Given entries =
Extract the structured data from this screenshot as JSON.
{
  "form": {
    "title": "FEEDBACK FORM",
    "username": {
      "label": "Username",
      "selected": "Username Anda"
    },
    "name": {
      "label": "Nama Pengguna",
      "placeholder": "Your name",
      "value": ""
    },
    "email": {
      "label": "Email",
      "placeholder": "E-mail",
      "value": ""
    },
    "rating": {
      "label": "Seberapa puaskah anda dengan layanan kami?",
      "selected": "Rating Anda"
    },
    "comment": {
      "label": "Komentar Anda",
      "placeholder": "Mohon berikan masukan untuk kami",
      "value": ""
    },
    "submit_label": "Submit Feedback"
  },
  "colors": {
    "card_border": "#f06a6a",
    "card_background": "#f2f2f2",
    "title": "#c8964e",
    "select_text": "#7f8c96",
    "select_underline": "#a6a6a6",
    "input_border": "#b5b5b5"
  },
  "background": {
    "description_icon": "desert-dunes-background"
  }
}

What is asked = Which lines of the material contain the string "placeholder"? List each of them.

Written solution =
      "placeholder": "Your name",
      "placeholder": "E-mail",
      "placeholder": "Mohon berikan masukan untuk kami",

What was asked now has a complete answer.